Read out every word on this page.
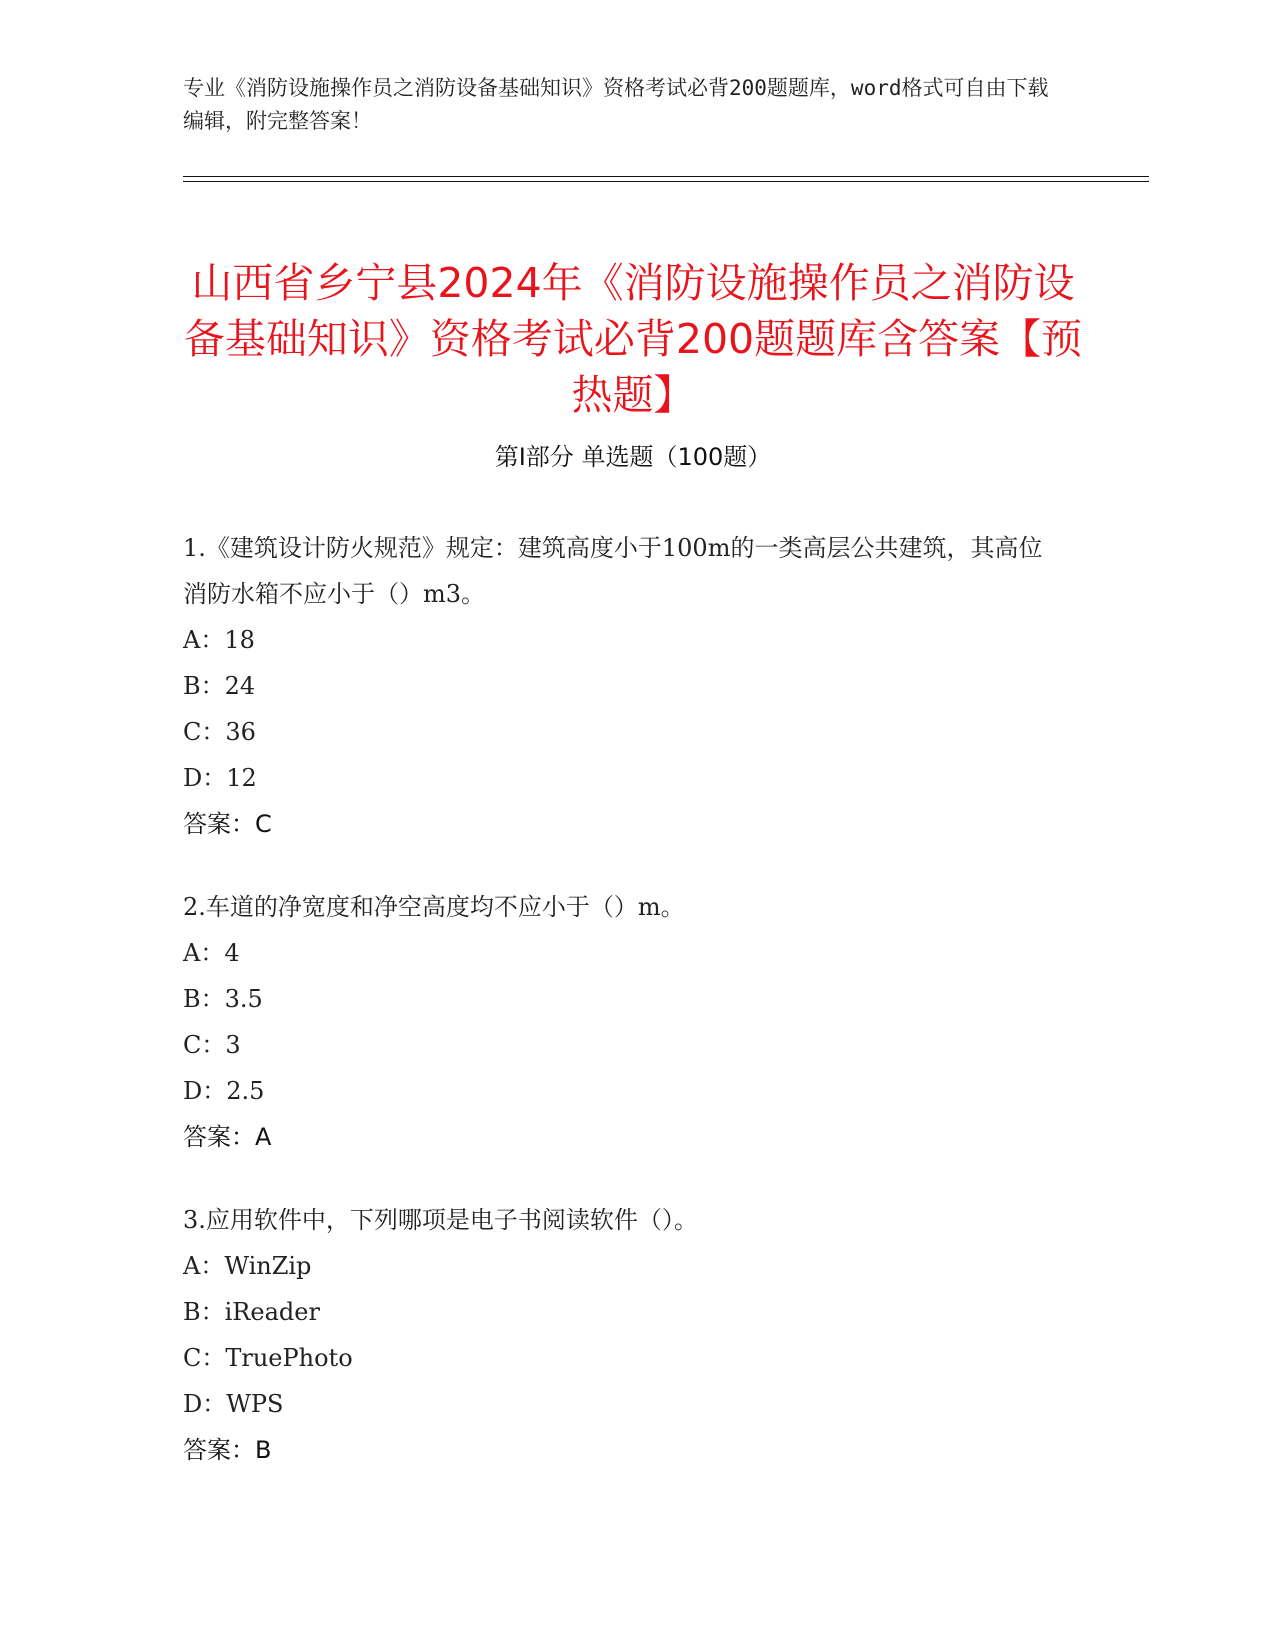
专业《消防设施操作员之消防设备基础知识》资格考试必背200题题库，word格式可自由下载编辑，附完整答案！
山西省乡宁县2024年《消防设施操作员之消防设备基础知识》资格考试必背200题题库含答案【预热题】
第Ⅰ部分 单选题（100题）
1.《建筑设计防火规范》规定：建筑高度小于100m的一类高层公共建筑，其高位消防水箱不应小于（）m3。
A：18
B：24
C：36
D：12
答案：C
2.车道的净宽度和净空高度均不应小于（）m。
A：4
B：3.5
C：3
D：2.5
答案：A
3.应用软件中，下列哪项是电子书阅读软件（）。
A：WinZip
B：iReader
C：TruePhoto
D：WPS
答案：B
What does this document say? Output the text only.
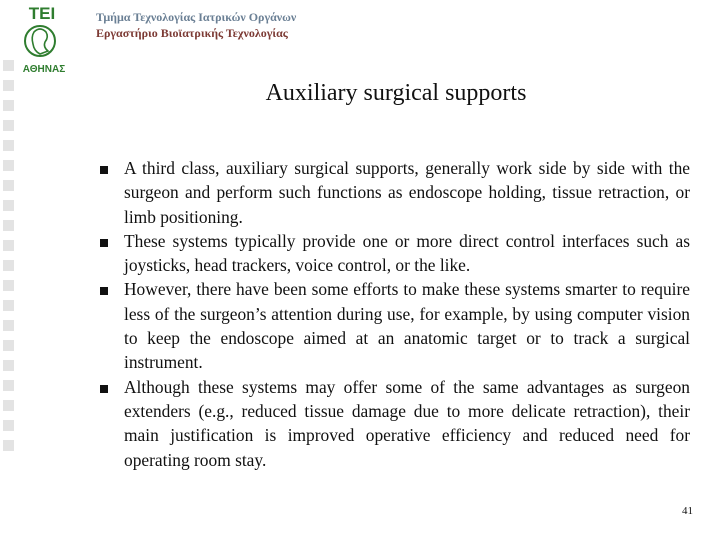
ΤΕΙ
ΑΘΗΝΑΣ
Τμήμα Τεχνολογίας Ιατρικών Οργάνων
Εργαστήριο Βιοϊατρικής Τεχνολογίας
Auxiliary surgical supports
A third class, auxiliary surgical supports, generally work side by side with the surgeon and perform such functions as endoscope holding, tissue retraction, or limb positioning.
These systems typically provide one or more direct control interfaces such as joysticks, head trackers, voice control, or the like.
However, there have been some efforts to make these systems smarter to require less of the surgeon’s attention during use, for example, by using computer vision to keep the endoscope aimed at an anatomic target or to track a surgical instrument.
Although these systems may offer some of the same advantages as surgeon extenders (e.g., reduced tissue damage due to more delicate retraction), their main justification is improved operative efficiency and reduced need for operating room stay.
41
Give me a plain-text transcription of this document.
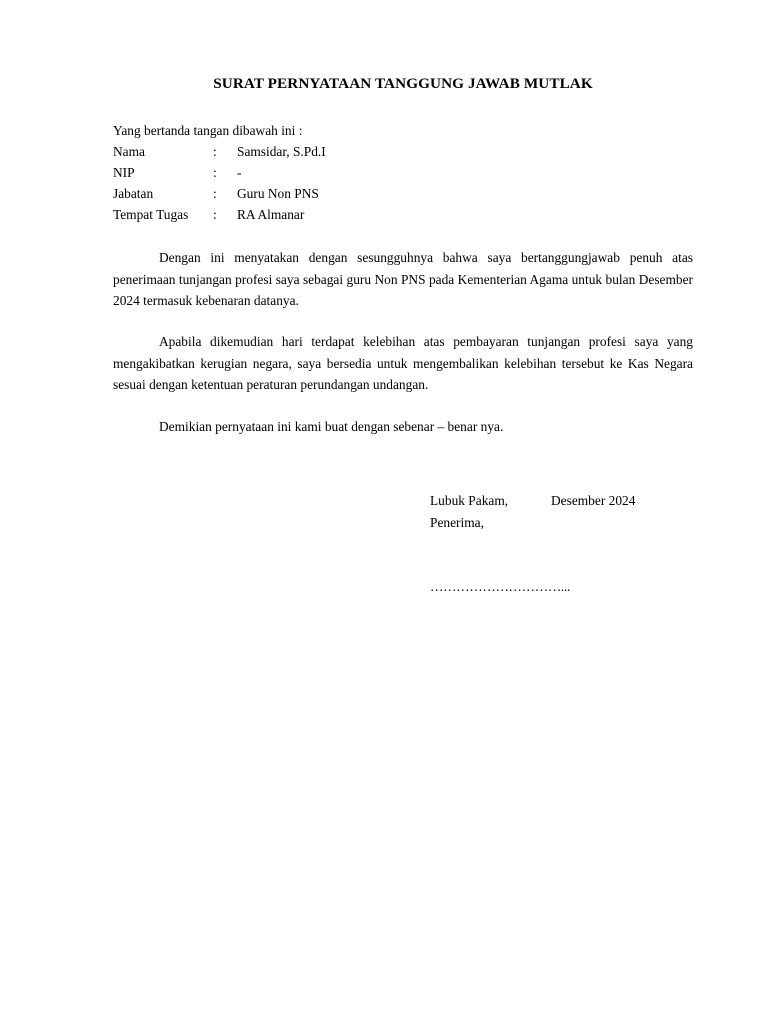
SURAT PERNYATAAN TANGGUNG JAWAB MUTLAK
Yang bertanda tangan dibawah ini :
Nama	: Samsidar, S.Pd.I
NIP	: -
Jabatan	: Guru Non PNS
Tempat Tugas : RA Almanar
Dengan ini menyatakan dengan sesungguhnya bahwa saya bertanggungjawab penuh atas penerimaan tunjangan profesi saya sebagai guru Non PNS pada Kementerian Agama untuk bulan Desember 2024 termasuk kebenaran datanya.
Apabila dikemudian hari terdapat kelebihan atas pembayaran tunjangan profesi saya yang mengakibatkan kerugian negara, saya bersedia untuk mengembalikan kelebihan tersebut ke Kas Negara sesuai dengan ketentuan peraturan perundangan undangan.
Demikian pernyataan ini kami buat dengan sebenar – benar nya.
Lubuk Pakam,	Desember 2024
Penerima,
…………………………...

━━━━━━━━━━

Look for the word "tissue" in every line of the listing and copy the lines that have it.

Completed task:
A third class, auxiliary surgical supports, generally work side by side with the surgeon and perform such functions as endoscope holding, tissue retraction, or limb positioning.
Although these systems may offer some of the same advantages as surgeon extenders (e.g., reduced tissue damage due to more delicate retraction), their main justification is improved operative efficiency and reduced need for operating room stay.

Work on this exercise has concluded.